#### Directions for this task
Scan the records below and say how many lines include the word "Spirulina", giving no other text.

#### Records for the task
+++
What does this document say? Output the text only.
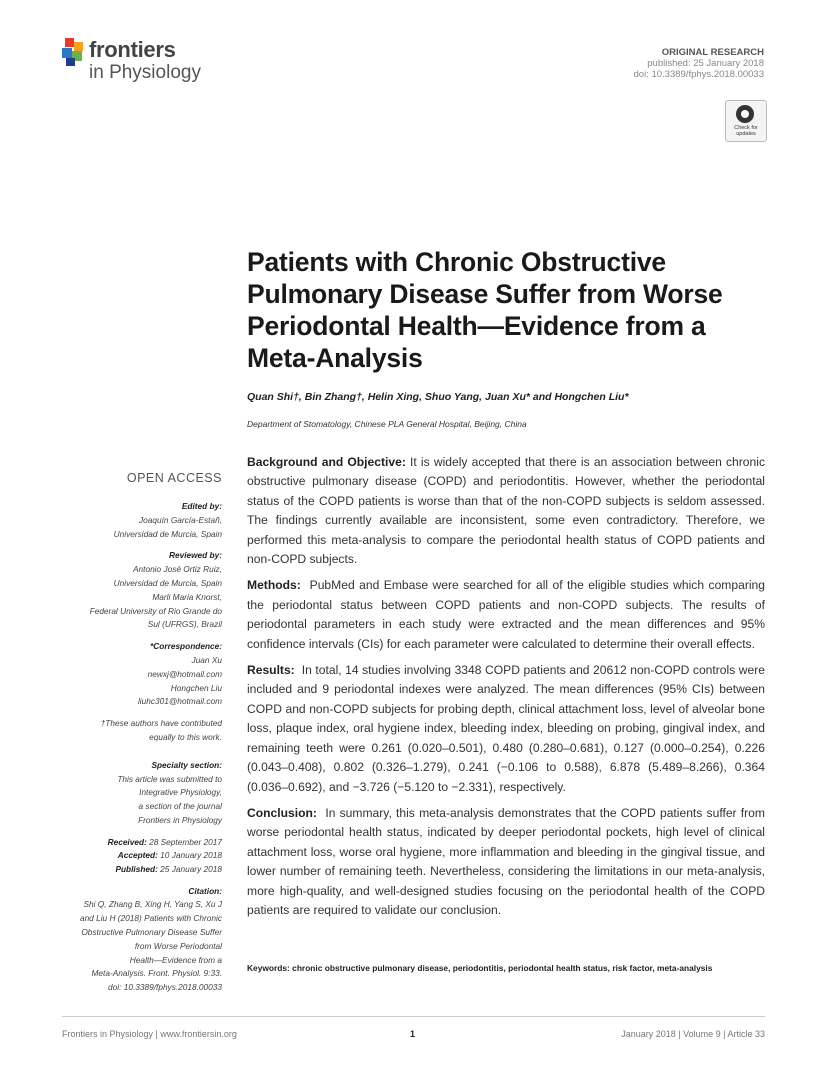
frontiers
in Physiology
ORIGINAL RESEARCH
published: 25 January 2018
doi: 10.3389/fphys.2018.00033
Check for updates
Patients with Chronic Obstructive Pulmonary Disease Suffer from Worse Periodontal Health—Evidence from a Meta-Analysis
Quan Shi†, Bin Zhang†, Helin Xing, Shuo Yang, Juan Xu* and Hongchen Liu*
Department of Stomatology, Chinese PLA General Hospital, Beijing, China
OPEN ACCESS
Edited by:
Joaquín García-Estañ,
Universidad de Murcia, Spain
Reviewed by:
Antonio José Ortiz Ruiz,
Universidad de Murcia, Spain
Marli Maria Knorst,
Federal University of Rio Grande do
Sul (UFRGS), Brazil
*Correspondence:
Juan Xu
newxj@hotmail.com
Hongchen Liu
liuhc301@hotmail.com
†These authors have contributed
equally to this work.
Specialty section:
This article was submitted to
Integrative Physiology,
a section of the journal
Frontiers in Physiology
Received: 28 September 2017
Accepted: 10 January 2018
Published: 25 January 2018
Citation:
Shi Q, Zhang B, Xing H, Yang S, Xu J
and Liu H (2018) Patients with Chronic
Obstructive Pulmonary Disease Suffer
from Worse Periodontal
Health—Evidence from a
Meta-Analysis. Front. Physiol. 9:33.
doi: 10.3389/fphys.2018.00033

Background and Objective: It is widely accepted that there is an association between chronic obstructive pulmonary disease (COPD) and periodontitis. However, whether the periodontal status of the COPD patients is worse than that of the non-COPD subjects is seldom assessed. The findings currently available are inconsistent, some even contradictory. Therefore, we performed this meta-analysis to compare the periodontal health status of COPD patients and non-COPD subjects.

Methods: PubMed and Embase were searched for all of the eligible studies which comparing the periodontal status between COPD patients and non-COPD subjects. The results of periodontal parameters in each study were extracted and the mean differences and 95% confidence intervals (CIs) for each parameter were calculated to determine their overall effects.

Results: In total, 14 studies involving 3348 COPD patients and 20612 non-COPD controls were included and 9 periodontal indexes were analyzed. The mean differences (95% CIs) between COPD and non-COPD subjects for probing depth, clinical attachment loss, level of alveolar bone loss, plaque index, oral hygiene index, bleeding index, bleeding on probing, gingival index, and remaining teeth were 0.261 (0.020–0.501), 0.480 (0.280–0.681), 0.127 (0.000–0.254), 0.226 (0.043–0.408), 0.802 (0.326–1.279), 0.241 (−0.106 to 0.588), 6.878 (5.489–8.266), 0.364 (0.036–0.692), and −3.726 (−5.120 to −2.331), respectively.

Conclusion: In summary, this meta-analysis demonstrates that the COPD patients suffer from worse periodontal health status, indicated by deeper periodontal pockets, high level of clinical attachment loss, worse oral hygiene, more inflammation and bleeding in the gingival tissue, and lower number of remaining teeth. Nevertheless, considering the limitations in our meta-analysis, more high-quality, and well-designed studies focusing on the periodontal health of the COPD patients are required to validate our conclusion.

Keywords: chronic obstructive pulmonary disease, periodontitis, periodontal health status, risk factor, meta-analysis
Frontiers in Physiology | www.frontiersin.org	1	January 2018 | Volume 9 | Article 33
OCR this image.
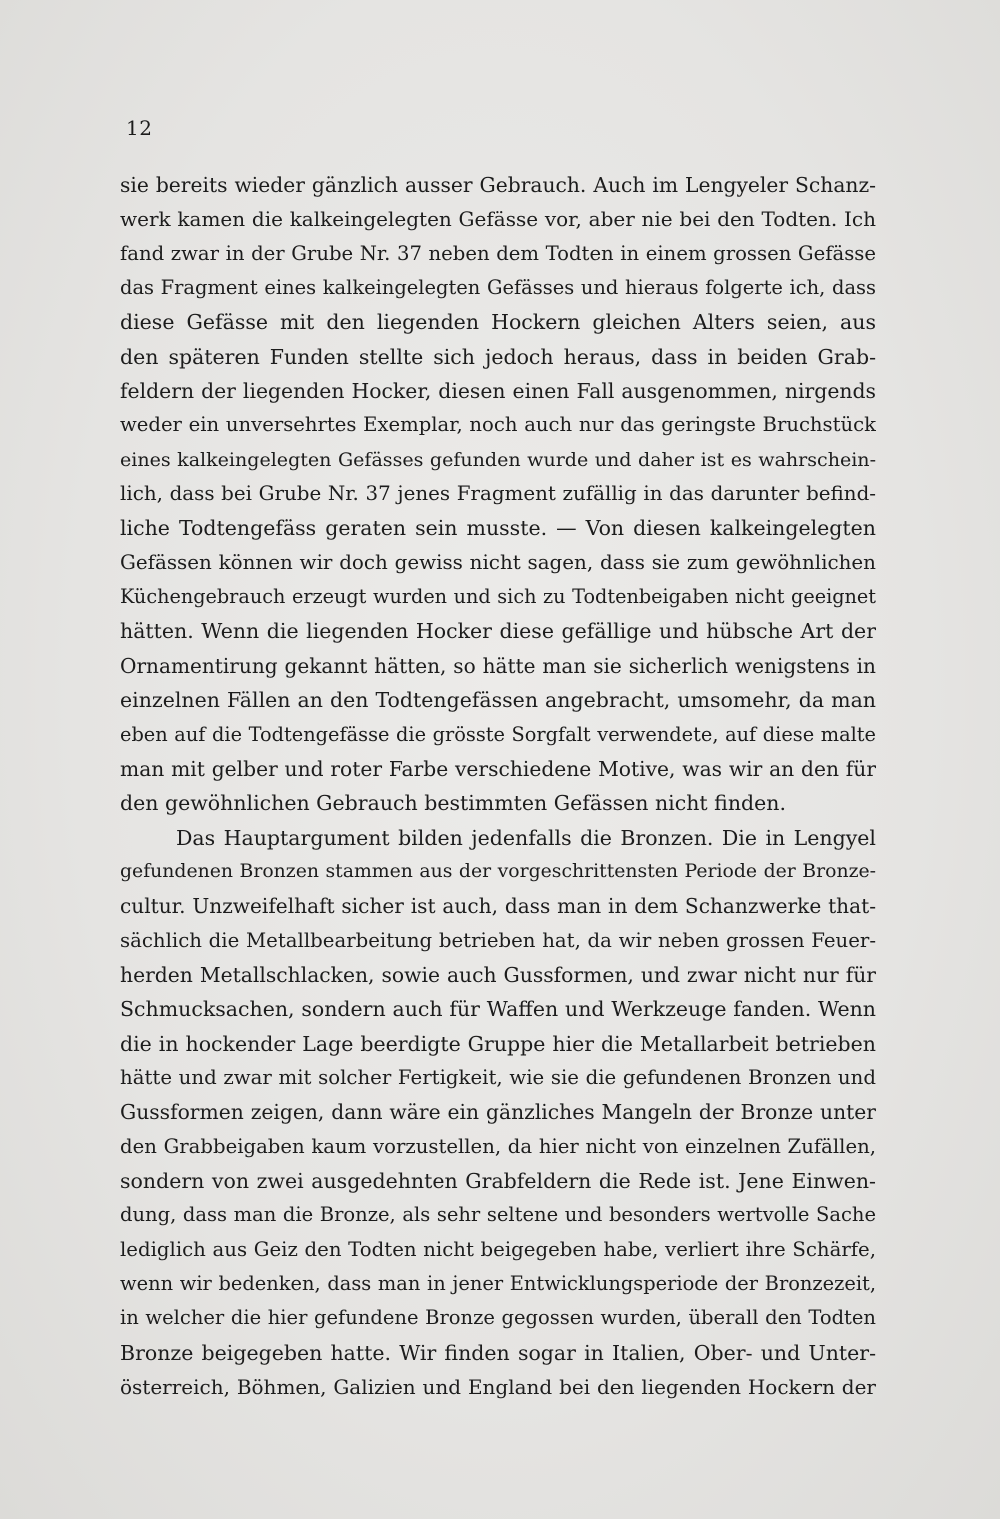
12
sie bereits wieder gänzlich ausser Gebrauch. Auch im Lengyeler Schanz-
werk kamen die kalkeingelegten Gefässe vor, aber nie bei den Todten. Ich
fand zwar in der Grube Nr. 37 neben dem Todten in einem grossen Gefässe
das Fragment eines kalkeingelegten Gefässes und hieraus folgerte ich, dass
diese Gefässe mit den liegenden Hockern gleichen Alters seien, aus
den späteren Funden stellte sich jedoch heraus, dass in beiden Grab-
feldern der liegenden Hocker, diesen einen Fall ausgenommen, nirgends
weder ein unversehrtes Exemplar, noch auch nur das geringste Bruchstück
eines kalkeingelegten Gefässes gefunden wurde und daher ist es wahrschein-
lich, dass bei Grube Nr. 37 jenes Fragment zufällig in das darunter befind-
liche Todtengefäss geraten sein musste. — Von diesen kalkeingelegten
Gefässen können wir doch gewiss nicht sagen, dass sie zum gewöhnlichen
Küchengebrauch erzeugt wurden und sich zu Todtenbeigaben nicht geeignet
hätten. Wenn die liegenden Hocker diese gefällige und hübsche Art der
Ornamentirung gekannt hätten, so hätte man sie sicherlich wenigstens in
einzelnen Fällen an den Todtengefässen angebracht, umsomehr, da man
eben auf die Todtengefässe die grösste Sorgfalt verwendete, auf diese malte
man mit gelber und roter Farbe verschiedene Motive, was wir an den für
den gewöhnlichen Gebrauch bestimmten Gefässen nicht finden.
Das Hauptargument bilden jedenfalls die Bronzen. Die in Lengyel
gefundenen Bronzen stammen aus der vorgeschrittensten Periode der Bronze-
cultur. Unzweifelhaft sicher ist auch, dass man in dem Schanzwerke that-
sächlich die Metallbearbeitung betrieben hat, da wir neben grossen Feuer-
herden Metallschlacken, sowie auch Gussformen, und zwar nicht nur für
Schmucksachen, sondern auch für Waffen und Werkzeuge fanden. Wenn
die in hockender Lage beerdigte Gruppe hier die Metallarbeit betrieben
hätte und zwar mit solcher Fertigkeit, wie sie die gefundenen Bronzen und
Gussformen zeigen, dann wäre ein gänzliches Mangeln der Bronze unter
den Grabbeigaben kaum vorzustellen, da hier nicht von einzelnen Zufällen,
sondern von zwei ausgedehnten Grabfeldern die Rede ist. Jene Einwen-
dung, dass man die Bronze, als sehr seltene und besonders wertvolle Sache
lediglich aus Geiz den Todten nicht beigegeben habe, verliert ihre Schärfe,
wenn wir bedenken, dass man in jener Entwicklungsperiode der Bronzezeit,
in welcher die hier gefundene Bronze gegossen wurden, überall den Todten
Bronze beigegeben hatte. Wir finden sogar in Italien, Ober- und Unter-
österreich, Böhmen, Galizien und England bei den liegenden Hockern der
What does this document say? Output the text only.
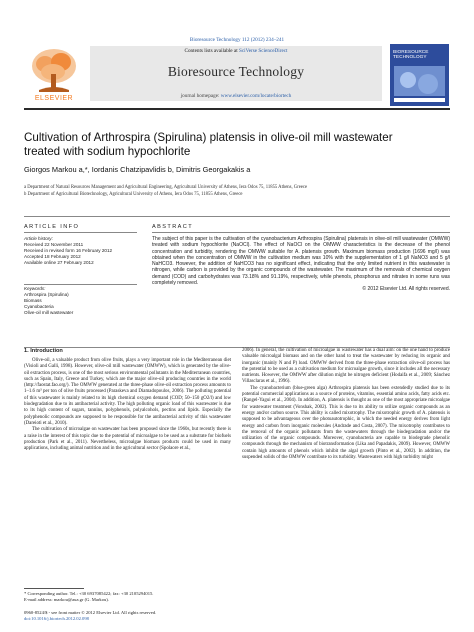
Bioresource Technology 112 (2012) 234–241
Contents lists available at SciVerse ScienceDirect
Bioresource Technology
journal homepage: www.elsevier.com/locate/biortech
ELSEVIER
BIORESOURCE TECHNOLOGY
Cultivation of Arthrospira (Spirulina) platensis in olive-oil mill wastewater treated with sodium hypochlorite
Giorgos Markou a,*, Iordanis Chatzipavlidis b, Dimitris Georgakakis a
a Department of Natural Resources Management and Agricultural Engineering, Agricultural University of Athens, Iera Odos 75, 11855 Athens, Greece
b Department of Agricultural Biotechnology, Agricultural University of Athens, Iera Odos 75, 11855 Athens, Greece
ARTICLE INFO
Article history:
Received 22 November 2011
Received in revised form 16 February 2012
Accepted 18 February 2012
Available online 27 February 2012
Keywords:
Arthrospira (Spirulina)
Biomass
Cyanobacteria
Olive-oil mill wastewater
ABSTRACT

The subject of this paper is the cultivation of the cyanobacterium Arthrospira (Spirulina) platensis in olive-oil mill wastewater (OMWW) treated with sodium hypochlorite (NaOCl). The effect of NaOCl on the OMWW characteristics is the decrease of the phenol concentration and turbidity, rendering the OMWW suitable for A. platensis growth. Maximum biomass production (1696 mg/l) was obtained when the concentration of OMWW in the cultivation medium was 10% with the supplementation of 1 g/l NaNO3 and 5 g/l NaHCO3. However, the addition of NaHCO3 has no significant effect, indicating that the only limited nutrient in this wastewater is nitrogen, while carbon is provided by the organic compounds of the wastewater. The maximum of the removals of chemical oxygen demand (COD) and carbohydrates was 73.18% and 91.19%, respectively, while phenols, phosphorus and nitrates in some runs was completely removed.

© 2012 Elsevier Ltd. All rights reserved.

1. Introduction

Olive-oil, a valuable product from olive fruits, plays a very important role in the Mediterranean diet (Visioli and Galli, 1998). However, olive-oil mill wastewater (OMWW), which is generated by the olive-oil extraction process, is one of the most serious environmental pollutants in the Mediterranean countries, such as Spain, Italy, Greece and Turkey, which are the major olive-oil producing countries in the world (http://faostat.fao.org/). The OMWW generated at the three-phase olive-oil extraction process amounts to 1–1.6 m³ per ton of olive fruits processed (Paraskeva and Diamadopoulos, 2006). The polluting potential of this wastewater is mainly related to its high chemical oxygen demand (COD; 50–150 gO2/l) and low biodegradation due to its antibacterial activity. The high polluting organic load of this wastewater is due to its high content of sugars, tannins, polyphenols, polyalcohols, pectins and lipids. Especially the polyphenolic compounds are supposed to be responsible for the antibacterial activity of this wastewater (Dareioti et al., 2010).

The cultivation of microalgae on wastewater has been proposed since the 1960s, but recently there is a raise in the interest of this topic due to the potential of microalgae to be used as a substrate for biofuels production (Park et al., 2011). Nevertheless, microalgae biomass products could be used in many applications, including animal nutrition and in the agricultural sector (Spolaore et al.,

2006). In general, the cultivation of microalgae in wastewater has a dual aim: on the one hand to produce valuable microalgal biomass and on the other hand to treat the wastewater by reducing its organic and inorganic (mainly N and P) load. OMWW derived from the three-phase extraction olive-oil process has the potential to be used as a cultivation medium for microalgae growth, since it includes all the necessary nutrients. However, the OMWW after dilution might be nitrogen deficient (Hodaifa et al., 2009; Sánchez Villasclaras et al., 1996).

The cyanobacterium (blue-green alga) Arthrospira platensis has been extendedly studied due to its potential commercial applications as a source of proteins, vitamins, essential amino acids, fatty acids etc. (Rangel-Yagui et al., 2004). In addition, A. platensis is thought as one of the most appropriate microalgae for wastewater treatment (Vonshak, 2002). This is due to its ability to utilize organic compounds as an energy and/or carbon source. This ability is called mixotrophy. The mixotrophic growth of A. platensis is supposed to be advantageous over the photoautotrophic, in which the needed energy derives from light energy and carbon from inorganic molecules (Andrade and Costa, 2007). The mixotrophy contributes to the removal of the organic pollutants from the wastewaters through the biodegradation and/or the utilization of the organic compounds. Moreover, cyanobacteria are capable to biodegrade phenolic compounds through the mechanism of biotransformation (Lika and Papadakis, 2009). However, OMWW contain high amounts of phenols which inhibit the algal growth (Pinto et al., 2002). In addition, the suspended solids of the OMWW contribute to its turbidity. Wastewaters with high turbidity might

* Corresponding author. Tel.: +30 6937085422; fax: +30 2105294015.
E-mail address: markou@aua.gr (G. Markou).
0960-8524/$ - see front matter © 2012 Elsevier Ltd. All rights reserved.
doi:10.1016/j.biortech.2012.02.098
+++
#### Answer to the exercise
3